▶ _Work to do_
Copy all the entries below exactly, but not the pictures.

+===+

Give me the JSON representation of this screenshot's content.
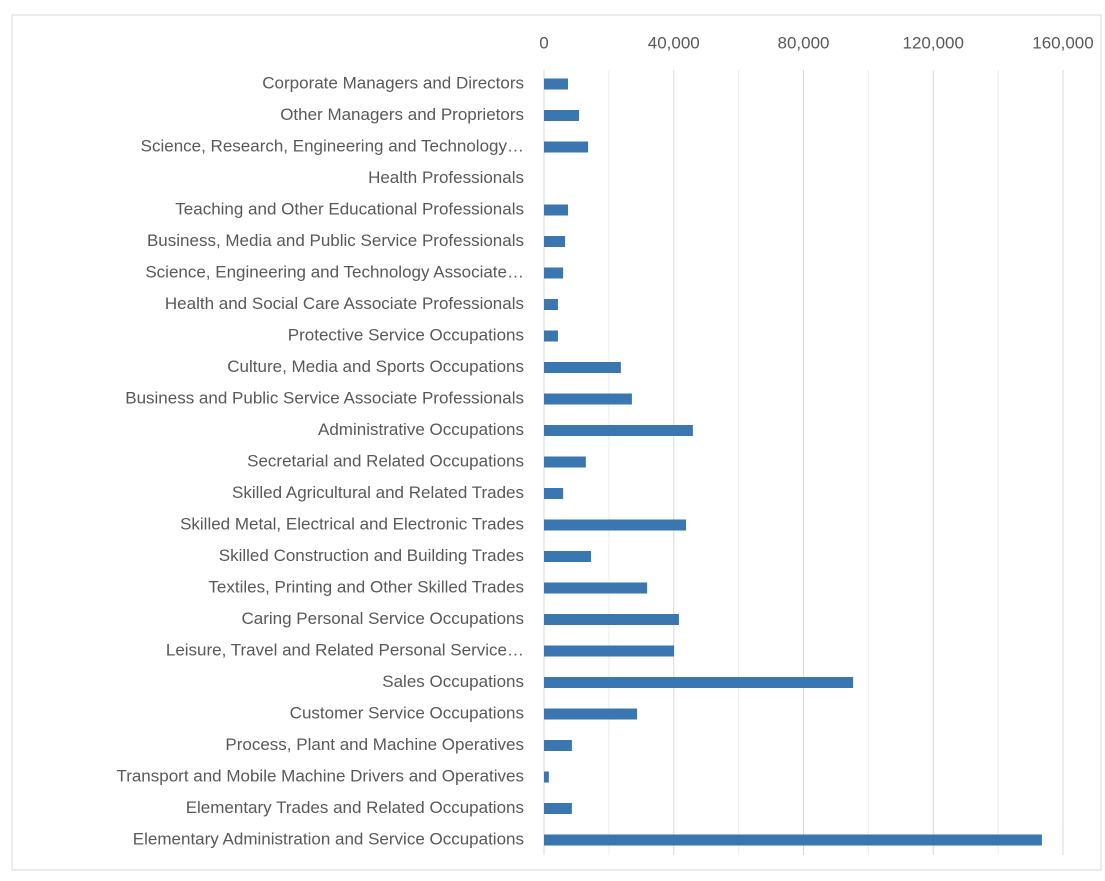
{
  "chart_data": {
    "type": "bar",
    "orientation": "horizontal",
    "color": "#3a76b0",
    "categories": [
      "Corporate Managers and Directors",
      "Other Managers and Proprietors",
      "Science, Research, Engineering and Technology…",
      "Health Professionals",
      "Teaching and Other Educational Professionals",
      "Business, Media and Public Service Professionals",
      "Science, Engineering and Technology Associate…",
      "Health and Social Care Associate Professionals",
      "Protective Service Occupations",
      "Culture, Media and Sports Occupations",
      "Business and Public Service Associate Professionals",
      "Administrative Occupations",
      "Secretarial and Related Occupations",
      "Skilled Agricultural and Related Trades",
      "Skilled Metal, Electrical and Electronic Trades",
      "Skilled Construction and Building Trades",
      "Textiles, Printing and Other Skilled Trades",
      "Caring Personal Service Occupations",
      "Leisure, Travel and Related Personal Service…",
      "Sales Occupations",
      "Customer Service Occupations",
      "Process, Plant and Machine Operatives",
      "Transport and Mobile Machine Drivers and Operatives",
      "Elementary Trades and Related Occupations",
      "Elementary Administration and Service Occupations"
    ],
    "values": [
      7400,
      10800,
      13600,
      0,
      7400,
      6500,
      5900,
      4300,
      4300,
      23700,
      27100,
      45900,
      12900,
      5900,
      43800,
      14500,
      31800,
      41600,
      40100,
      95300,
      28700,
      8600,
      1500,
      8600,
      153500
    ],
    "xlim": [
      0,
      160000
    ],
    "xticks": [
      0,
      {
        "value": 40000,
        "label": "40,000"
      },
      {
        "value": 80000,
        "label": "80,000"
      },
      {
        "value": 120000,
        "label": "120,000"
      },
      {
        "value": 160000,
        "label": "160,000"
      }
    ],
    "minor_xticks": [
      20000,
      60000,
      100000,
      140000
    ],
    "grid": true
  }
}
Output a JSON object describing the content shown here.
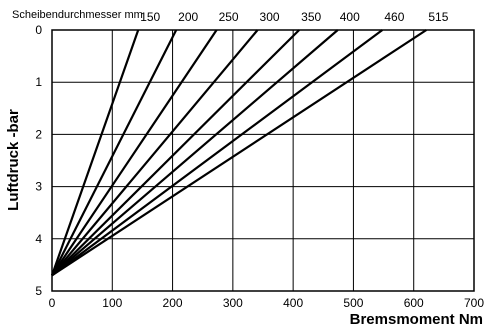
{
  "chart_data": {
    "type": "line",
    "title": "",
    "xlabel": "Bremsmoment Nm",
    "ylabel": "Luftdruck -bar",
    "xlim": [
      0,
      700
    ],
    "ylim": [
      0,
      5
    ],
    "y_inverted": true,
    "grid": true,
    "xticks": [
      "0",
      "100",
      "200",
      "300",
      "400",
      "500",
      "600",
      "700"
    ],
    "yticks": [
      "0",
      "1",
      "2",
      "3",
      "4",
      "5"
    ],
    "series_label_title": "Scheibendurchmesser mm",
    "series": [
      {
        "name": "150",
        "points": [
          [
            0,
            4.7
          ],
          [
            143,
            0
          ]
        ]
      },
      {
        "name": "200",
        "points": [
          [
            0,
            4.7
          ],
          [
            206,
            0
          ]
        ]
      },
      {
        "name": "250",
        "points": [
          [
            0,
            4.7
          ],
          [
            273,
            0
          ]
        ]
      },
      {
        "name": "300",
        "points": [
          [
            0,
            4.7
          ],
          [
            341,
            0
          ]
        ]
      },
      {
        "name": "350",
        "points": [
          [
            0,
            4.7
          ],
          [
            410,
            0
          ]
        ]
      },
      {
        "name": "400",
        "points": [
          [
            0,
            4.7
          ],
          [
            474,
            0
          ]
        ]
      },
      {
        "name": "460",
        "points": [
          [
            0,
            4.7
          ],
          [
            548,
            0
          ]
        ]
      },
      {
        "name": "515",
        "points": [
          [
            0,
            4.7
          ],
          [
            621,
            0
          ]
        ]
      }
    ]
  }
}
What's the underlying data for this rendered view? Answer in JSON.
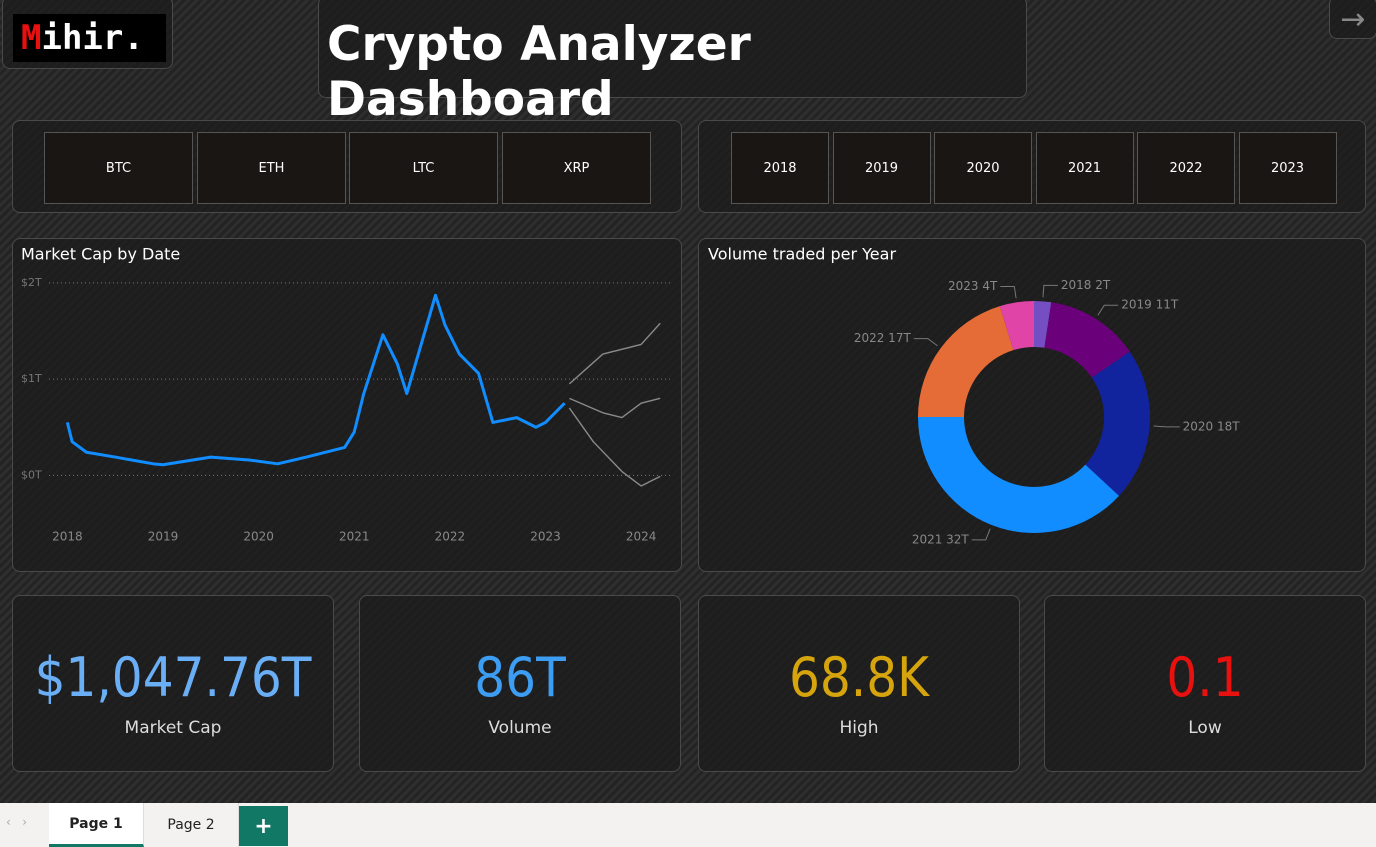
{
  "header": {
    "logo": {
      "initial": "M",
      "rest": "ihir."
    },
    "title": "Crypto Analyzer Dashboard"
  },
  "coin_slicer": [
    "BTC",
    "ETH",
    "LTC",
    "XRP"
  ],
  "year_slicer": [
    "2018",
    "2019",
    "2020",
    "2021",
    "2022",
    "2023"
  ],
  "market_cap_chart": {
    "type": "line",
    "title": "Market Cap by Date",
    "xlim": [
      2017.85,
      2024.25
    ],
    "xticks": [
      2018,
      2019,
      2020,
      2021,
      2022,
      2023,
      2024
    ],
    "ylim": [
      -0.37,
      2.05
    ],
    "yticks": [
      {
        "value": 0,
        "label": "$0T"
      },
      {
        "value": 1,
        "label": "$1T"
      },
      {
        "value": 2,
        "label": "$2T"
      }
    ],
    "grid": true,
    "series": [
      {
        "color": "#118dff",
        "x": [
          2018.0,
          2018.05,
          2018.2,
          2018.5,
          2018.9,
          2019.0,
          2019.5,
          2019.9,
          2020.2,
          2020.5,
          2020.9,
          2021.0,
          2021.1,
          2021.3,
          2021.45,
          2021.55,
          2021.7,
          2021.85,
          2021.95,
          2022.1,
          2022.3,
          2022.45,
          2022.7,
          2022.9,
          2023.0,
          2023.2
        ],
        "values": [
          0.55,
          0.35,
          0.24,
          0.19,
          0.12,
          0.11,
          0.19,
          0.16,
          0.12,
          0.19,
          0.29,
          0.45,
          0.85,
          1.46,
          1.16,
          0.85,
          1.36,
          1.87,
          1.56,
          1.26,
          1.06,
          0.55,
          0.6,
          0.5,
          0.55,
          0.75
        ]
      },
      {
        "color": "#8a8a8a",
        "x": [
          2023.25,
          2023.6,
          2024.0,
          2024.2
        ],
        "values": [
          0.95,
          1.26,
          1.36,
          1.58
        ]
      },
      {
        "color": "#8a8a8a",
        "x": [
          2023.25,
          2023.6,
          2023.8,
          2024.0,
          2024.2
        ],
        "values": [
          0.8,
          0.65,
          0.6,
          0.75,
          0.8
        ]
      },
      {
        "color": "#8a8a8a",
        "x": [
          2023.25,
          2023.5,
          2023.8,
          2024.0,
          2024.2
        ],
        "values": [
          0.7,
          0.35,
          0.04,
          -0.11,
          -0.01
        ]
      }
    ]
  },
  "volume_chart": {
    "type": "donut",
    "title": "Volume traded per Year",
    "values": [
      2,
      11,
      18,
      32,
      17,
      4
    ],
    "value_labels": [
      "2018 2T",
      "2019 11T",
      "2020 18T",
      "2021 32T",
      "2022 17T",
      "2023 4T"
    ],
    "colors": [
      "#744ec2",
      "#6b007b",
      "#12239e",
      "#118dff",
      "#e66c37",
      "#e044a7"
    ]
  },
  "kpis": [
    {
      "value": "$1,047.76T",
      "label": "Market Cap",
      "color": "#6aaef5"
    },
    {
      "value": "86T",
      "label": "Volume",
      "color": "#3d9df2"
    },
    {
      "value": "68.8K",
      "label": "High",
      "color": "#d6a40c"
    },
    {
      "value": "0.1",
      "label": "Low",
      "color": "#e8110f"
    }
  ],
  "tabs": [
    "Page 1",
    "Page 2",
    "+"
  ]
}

+===+

▶ _Answer to the exercise_
Give me the JSON representation of this screenshot's content.
{
  "chart_data": {
    "type": "bar",
    "orientation": "horizontal",
    "color": "#3a76b0",
    "categories": [
      "Corporate Managers and Directors",
      "Other Managers and Proprietors",
      "Science, Research, Engineering and Technology…",
      "Health Professionals",
      "Teaching and Other Educational Professionals",
      "Business, Media and Public Service Professionals",
      "Science, Engineering and Technology Associate…",
      "Health and Social Care Associate Professionals",
      "Protective Service Occupations",
      "Culture, Media and Sports Occupations",
      "Business and Public Service Associate Professionals",
      "Administrative Occupations",
      "Secretarial and Related Occupations",
      "Skilled Agricultural and Related Trades",
      "Skilled Metal, Electrical and Electronic Trades",
      "Skilled Construction and Building Trades",
      "Textiles, Printing and Other Skilled Trades",
      "Caring Personal Service Occupations",
      "Leisure, Travel and Related Personal Service…",
      "Sales Occupations",
      "Customer Service Occupations",
      "Process, Plant and Machine Operatives",
      "Transport and Mobile Machine Drivers and Operatives",
      "Elementary Trades and Related Occupations",
      "Elementary Administration and Service Occupations"
    ],
    "values": [
      7400,
      10800,
      13600,
      0,
      7400,
      6500,
      5900,
      4300,
      4300,
      23700,
      27100,
      45900,
      12900,
      5900,
      43800,
      14500,
      31800,
      41600,
      40100,
      95300,
      28700,
      8600,
      1500,
      8600,
      153500
    ],
    "xlim": [
      0,
      160000
    ],
    "xticks": [
      0,
      {
        "value": 40000,
        "label": "40,000"
      },
      {
        "value": 80000,
        "label": "80,000"
      },
      {
        "value": 120000,
        "label": "120,000"
      },
      {
        "value": 160000,
        "label": "160,000"
      }
    ],
    "minor_xticks": [
      20000,
      60000,
      100000,
      140000
    ],
    "grid": true
  }
}
Output a JSON object describing the content shown here.
{
  "chart_data": {
    "type": "line",
    "title": "",
    "xlabel": "Bremsmoment Nm",
    "ylabel": "Luftdruck -bar",
    "xlim": [
      0,
      700
    ],
    "ylim": [
      0,
      5
    ],
    "y_inverted": true,
    "grid": true,
    "xticks": [
      "0",
      "100",
      "200",
      "300",
      "400",
      "500",
      "600",
      "700"
    ],
    "yticks": [
      "0",
      "1",
      "2",
      "3",
      "4",
      "5"
    ],
    "series_label_title": "Scheibendurchmesser mm",
    "series": [
      {
        "name": "150",
        "points": [
          [
            0,
            4.7
          ],
          [
            143,
            0
          ]
        ]
      },
      {
        "name": "200",
        "points": [
          [
            0,
            4.7
          ],
          [
            206,
            0
          ]
        ]
      },
      {
        "name": "250",
        "points": [
          [
            0,
            4.7
          ],
          [
            273,
            0
          ]
        ]
      },
      {
        "name": "300",
        "points": [
          [
            0,
            4.7
          ],
          [
            341,
            0
          ]
        ]
      },
      {
        "name": "350",
        "points": [
          [
            0,
            4.7
          ],
          [
            410,
            0
          ]
        ]
      },
      {
        "name": "400",
        "points": [
          [
            0,
            4.7
          ],
          [
            474,
            0
          ]
        ]
      },
      {
        "name": "460",
        "points": [
          [
            0,
            4.7
          ],
          [
            548,
            0
          ]
        ]
      },
      {
        "name": "515",
        "points": [
          [
            0,
            4.7
          ],
          [
            621,
            0
          ]
        ]
      }
    ]
  }
}
What's the underlying data for this rendered view? Answer in JSON.
{
  "header": {
    "logo": {
      "initial": "M",
      "rest": "ihir."
    },
    "title": "Crypto Analyzer Dashboard"
  },
  "coin_slicer": [
    "BTC",
    "ETH",
    "LTC",
    "XRP"
  ],
  "year_slicer": [
    "2018",
    "2019",
    "2020",
    "2021",
    "2022",
    "2023"
  ],
  "market_cap_chart": {
    "type": "line",
    "title": "Market Cap by Date",
    "xlim": [
      2017.85,
      2024.25
    ],
    "xticks": [
      2018,
      2019,
      2020,
      2021,
      2022,
      2023,
      2024
    ],
    "ylim": [
      -0.37,
      2.05
    ],
    "yticks": [
      {
        "value": 0,
        "label": "$0T"
      },
      {
        "value": 1,
        "label": "$1T"
      },
      {
        "value": 2,
        "label": "$2T"
      }
    ],
    "grid": true,
    "series": [
      {
        "color": "#118dff",
        "x": [
          2018.0,
          2018.05,
          2018.2,
          2018.5,
          2018.9,
          2019.0,
          2019.5,
          2019.9,
          2020.2,
          2020.5,
          2020.9,
          2021.0,
          2021.1,
          2021.3,
          2021.45,
          2021.55,
          2021.7,
          2021.85,
          2021.95,
          2022.1,
          2022.3,
          2022.45,
          2022.7,
          2022.9,
          2023.0,
          2023.2
        ],
        "values": [
          0.55,
          0.35,
          0.24,
          0.19,
          0.12,
          0.11,
          0.19,
          0.16,
          0.12,
          0.19,
          0.29,
          0.45,
          0.85,
          1.46,
          1.16,
          0.85,
          1.36,
          1.87,
          1.56,
          1.26,
          1.06,
          0.55,
          0.6,
          0.5,
          0.55,
          0.75
        ]
      },
      {
        "color": "#8a8a8a",
        "x": [
          2023.25,
          2023.6,
          2024.0,
          2024.2
        ],
        "values": [
          0.95,
          1.26,
          1.36,
          1.58
        ]
      },
      {
        "color": "#8a8a8a",
        "x": [
          2023.25,
          2023.6,
          2023.8,
          2024.0,
          2024.2
        ],
        "values": [
          0.8,
          0.65,
          0.6,
          0.75,
          0.8
        ]
      },
      {
        "color": "#8a8a8a",
        "x": [
          2023.25,
          2023.5,
          2023.8,
          2024.0,
          2024.2
        ],
        "values": [
          0.7,
          0.35,
          0.04,
          -0.11,
          -0.01
        ]
      }
    ]
  },
  "volume_chart": {
    "type": "donut",
    "title": "Volume traded per Year",
    "values": [
      2,
      11,
      18,
      32,
      17,
      4
    ],
    "value_labels": [
      "2018 2T",
      "2019 11T",
      "2020 18T",
      "2021 32T",
      "2022 17T",
      "2023 4T"
    ],
    "colors": [
      "#744ec2",
      "#6b007b",
      "#12239e",
      "#118dff",
      "#e66c37",
      "#e044a7"
    ]
  },
  "kpis": [
    {
      "value": "$1,047.76T",
      "label": "Market Cap",
      "color": "#6aaef5"
    },
    {
      "value": "86T",
      "label": "Volume",
      "color": "#3d9df2"
    },
    {
      "value": "68.8K",
      "label": "High",
      "color": "#d6a40c"
    },
    {
      "value": "0.1",
      "label": "Low",
      "color": "#e8110f"
    }
  ],
  "tabs": [
    "Page 1",
    "Page 2",
    "+"
  ]
}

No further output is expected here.